_EXERCISE:_
Scan the lines below for "this"; report the number of lines that contain it, and only that.

_RECORD EXCERPTS:_
# # #

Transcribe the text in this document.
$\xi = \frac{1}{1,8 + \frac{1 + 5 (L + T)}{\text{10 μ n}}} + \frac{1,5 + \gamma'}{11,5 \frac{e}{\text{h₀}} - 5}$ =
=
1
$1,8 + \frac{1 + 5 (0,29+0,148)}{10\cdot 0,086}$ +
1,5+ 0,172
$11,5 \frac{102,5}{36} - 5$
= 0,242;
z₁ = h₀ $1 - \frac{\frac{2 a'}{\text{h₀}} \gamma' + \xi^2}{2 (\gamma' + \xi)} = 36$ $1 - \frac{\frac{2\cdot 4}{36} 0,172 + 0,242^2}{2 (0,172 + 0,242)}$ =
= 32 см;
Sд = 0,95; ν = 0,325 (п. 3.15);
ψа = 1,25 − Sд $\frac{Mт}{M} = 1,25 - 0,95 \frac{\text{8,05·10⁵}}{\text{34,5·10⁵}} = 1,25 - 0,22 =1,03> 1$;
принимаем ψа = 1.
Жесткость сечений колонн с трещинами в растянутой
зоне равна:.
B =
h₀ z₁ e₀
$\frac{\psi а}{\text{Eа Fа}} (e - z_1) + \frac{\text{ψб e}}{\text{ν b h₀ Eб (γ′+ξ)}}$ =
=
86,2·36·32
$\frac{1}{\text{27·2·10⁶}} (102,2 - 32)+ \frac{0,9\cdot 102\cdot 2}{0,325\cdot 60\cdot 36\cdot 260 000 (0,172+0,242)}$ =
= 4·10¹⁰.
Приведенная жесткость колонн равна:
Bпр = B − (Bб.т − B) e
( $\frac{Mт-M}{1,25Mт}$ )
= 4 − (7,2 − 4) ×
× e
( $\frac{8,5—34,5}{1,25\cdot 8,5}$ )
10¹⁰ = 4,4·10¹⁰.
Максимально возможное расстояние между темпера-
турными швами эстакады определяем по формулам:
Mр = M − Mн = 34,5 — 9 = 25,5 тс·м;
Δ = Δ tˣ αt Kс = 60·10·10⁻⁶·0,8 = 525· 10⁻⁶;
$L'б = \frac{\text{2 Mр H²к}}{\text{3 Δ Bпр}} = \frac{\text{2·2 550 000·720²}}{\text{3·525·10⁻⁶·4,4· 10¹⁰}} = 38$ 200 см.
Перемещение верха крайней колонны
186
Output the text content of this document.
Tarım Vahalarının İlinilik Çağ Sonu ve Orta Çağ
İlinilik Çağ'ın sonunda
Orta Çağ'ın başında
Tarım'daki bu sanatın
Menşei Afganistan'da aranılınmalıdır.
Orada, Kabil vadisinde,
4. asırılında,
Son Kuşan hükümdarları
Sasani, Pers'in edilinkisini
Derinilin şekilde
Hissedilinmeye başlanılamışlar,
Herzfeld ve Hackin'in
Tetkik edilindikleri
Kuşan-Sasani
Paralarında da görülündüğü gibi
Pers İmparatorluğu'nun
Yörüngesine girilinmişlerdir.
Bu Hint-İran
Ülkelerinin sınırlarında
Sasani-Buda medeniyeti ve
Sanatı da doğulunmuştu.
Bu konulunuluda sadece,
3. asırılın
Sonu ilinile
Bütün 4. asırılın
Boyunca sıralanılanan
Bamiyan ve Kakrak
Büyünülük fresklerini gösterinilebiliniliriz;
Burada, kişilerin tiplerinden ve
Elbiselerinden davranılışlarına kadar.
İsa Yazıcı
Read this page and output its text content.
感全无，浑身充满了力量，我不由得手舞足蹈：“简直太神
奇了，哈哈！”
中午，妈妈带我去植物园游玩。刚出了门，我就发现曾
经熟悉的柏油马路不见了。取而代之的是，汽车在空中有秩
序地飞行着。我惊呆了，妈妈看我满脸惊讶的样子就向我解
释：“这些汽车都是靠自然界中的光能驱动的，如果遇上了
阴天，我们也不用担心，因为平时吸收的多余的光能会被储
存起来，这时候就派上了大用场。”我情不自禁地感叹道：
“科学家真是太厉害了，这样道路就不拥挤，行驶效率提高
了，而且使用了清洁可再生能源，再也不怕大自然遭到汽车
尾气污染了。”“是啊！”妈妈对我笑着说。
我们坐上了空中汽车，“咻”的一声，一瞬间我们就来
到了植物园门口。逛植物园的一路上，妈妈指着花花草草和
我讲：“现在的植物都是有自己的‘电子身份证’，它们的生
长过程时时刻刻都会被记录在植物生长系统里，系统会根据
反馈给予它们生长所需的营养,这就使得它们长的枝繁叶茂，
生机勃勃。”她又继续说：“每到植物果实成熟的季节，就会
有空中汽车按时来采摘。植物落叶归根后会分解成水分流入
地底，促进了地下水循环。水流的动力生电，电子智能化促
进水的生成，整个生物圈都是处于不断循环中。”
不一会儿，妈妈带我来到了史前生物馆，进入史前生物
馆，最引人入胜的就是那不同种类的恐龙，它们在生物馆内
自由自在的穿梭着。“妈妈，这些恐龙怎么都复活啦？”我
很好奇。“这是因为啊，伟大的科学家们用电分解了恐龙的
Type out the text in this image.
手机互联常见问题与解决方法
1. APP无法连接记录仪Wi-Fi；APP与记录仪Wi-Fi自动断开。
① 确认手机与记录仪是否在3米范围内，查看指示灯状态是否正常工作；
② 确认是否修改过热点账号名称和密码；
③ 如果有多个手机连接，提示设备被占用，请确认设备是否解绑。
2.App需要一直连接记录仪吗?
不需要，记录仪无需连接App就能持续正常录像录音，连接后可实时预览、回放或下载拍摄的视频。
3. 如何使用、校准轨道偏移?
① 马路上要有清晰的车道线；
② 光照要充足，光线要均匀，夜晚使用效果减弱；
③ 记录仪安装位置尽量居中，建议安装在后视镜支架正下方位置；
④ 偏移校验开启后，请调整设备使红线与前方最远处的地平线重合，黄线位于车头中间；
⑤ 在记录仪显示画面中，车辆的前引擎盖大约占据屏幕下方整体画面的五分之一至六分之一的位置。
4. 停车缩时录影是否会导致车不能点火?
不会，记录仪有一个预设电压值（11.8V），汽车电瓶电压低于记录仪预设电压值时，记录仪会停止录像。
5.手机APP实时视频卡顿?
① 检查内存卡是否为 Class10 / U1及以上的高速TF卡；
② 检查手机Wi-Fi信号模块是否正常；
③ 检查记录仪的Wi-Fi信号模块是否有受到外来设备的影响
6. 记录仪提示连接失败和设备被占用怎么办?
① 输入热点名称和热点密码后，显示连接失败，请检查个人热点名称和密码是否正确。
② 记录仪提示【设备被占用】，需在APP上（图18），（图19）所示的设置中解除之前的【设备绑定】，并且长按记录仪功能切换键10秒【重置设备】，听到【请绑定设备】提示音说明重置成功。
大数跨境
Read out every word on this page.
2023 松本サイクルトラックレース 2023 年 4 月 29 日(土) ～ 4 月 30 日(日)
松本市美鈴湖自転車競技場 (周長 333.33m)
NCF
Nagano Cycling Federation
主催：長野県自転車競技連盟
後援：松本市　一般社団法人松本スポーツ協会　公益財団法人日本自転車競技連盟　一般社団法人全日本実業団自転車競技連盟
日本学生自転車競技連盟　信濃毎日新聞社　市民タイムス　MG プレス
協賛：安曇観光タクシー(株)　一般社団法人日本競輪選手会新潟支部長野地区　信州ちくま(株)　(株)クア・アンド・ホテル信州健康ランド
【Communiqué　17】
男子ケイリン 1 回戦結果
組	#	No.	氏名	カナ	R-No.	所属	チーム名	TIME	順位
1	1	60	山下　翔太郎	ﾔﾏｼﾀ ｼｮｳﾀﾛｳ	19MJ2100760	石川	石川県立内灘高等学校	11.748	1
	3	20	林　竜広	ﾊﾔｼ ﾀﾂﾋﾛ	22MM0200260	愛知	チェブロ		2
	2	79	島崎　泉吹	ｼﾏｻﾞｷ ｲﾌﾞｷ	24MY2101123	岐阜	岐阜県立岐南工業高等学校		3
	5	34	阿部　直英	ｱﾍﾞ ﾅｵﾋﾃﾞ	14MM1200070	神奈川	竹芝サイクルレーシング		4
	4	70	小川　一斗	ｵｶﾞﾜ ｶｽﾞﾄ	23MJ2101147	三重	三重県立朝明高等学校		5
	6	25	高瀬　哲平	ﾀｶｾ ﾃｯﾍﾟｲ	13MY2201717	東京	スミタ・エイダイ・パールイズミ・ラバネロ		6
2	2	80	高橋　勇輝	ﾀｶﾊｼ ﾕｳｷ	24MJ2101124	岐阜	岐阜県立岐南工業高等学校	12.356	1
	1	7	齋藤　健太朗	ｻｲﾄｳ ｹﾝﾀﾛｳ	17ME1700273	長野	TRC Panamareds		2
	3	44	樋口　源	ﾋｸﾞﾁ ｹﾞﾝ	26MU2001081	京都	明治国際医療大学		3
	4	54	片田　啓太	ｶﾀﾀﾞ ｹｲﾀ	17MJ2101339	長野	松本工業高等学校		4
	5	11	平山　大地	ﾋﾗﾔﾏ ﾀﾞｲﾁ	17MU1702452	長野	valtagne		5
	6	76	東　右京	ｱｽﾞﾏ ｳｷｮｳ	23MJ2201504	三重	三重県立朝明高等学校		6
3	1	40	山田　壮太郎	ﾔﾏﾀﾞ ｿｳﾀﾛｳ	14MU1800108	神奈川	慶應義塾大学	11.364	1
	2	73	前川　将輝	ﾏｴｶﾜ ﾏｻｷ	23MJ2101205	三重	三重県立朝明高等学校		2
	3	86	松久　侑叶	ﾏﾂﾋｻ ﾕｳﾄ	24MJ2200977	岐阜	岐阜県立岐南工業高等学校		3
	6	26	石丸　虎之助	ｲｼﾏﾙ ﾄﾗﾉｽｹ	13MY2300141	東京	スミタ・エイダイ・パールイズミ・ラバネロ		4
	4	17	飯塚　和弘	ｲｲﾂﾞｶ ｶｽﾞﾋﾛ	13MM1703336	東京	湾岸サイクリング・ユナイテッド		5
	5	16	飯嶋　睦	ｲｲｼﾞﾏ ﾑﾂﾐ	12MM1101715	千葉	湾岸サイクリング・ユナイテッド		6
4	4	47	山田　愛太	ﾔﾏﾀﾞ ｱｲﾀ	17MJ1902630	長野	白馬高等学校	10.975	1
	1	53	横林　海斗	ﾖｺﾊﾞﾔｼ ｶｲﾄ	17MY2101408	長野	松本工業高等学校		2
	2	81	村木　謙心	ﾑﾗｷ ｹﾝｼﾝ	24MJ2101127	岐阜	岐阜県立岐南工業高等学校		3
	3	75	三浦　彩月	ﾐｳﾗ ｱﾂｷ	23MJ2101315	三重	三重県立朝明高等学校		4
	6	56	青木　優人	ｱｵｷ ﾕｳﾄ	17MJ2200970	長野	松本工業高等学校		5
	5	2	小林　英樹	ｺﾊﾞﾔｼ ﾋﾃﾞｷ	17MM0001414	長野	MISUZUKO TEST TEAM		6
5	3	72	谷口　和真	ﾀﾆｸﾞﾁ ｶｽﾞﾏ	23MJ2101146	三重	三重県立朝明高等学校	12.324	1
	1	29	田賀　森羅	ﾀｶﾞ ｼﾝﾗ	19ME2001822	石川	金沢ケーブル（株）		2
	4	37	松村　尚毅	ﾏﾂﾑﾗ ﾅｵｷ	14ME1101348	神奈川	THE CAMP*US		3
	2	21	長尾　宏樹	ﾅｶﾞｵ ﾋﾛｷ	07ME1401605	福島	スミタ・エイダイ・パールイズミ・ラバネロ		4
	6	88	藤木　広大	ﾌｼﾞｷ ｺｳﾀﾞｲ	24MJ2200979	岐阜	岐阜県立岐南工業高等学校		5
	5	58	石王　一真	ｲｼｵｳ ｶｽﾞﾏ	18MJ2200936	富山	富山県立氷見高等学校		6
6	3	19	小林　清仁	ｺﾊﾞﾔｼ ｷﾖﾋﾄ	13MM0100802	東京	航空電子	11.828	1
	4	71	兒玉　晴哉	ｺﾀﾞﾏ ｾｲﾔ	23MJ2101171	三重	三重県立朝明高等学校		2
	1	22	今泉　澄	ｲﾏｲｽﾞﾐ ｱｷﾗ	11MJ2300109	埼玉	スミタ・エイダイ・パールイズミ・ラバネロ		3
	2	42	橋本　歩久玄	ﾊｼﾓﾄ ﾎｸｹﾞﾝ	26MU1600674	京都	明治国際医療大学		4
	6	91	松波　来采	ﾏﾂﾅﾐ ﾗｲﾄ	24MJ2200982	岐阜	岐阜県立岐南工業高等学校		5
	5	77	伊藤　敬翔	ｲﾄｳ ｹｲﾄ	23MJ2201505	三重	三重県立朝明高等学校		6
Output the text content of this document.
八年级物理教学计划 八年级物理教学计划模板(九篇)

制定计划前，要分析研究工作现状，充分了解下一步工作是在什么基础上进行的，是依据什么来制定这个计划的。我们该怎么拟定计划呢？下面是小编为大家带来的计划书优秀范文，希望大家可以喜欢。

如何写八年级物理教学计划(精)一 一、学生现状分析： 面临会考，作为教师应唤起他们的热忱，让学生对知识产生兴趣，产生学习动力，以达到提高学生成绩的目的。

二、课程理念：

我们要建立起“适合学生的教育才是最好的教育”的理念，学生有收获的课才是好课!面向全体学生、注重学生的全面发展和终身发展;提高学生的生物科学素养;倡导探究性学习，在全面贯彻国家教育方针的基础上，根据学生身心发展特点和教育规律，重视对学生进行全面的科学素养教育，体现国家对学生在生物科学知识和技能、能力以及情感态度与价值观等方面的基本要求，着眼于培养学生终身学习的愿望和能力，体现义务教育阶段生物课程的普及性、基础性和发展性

# # #

_REPLY:_
6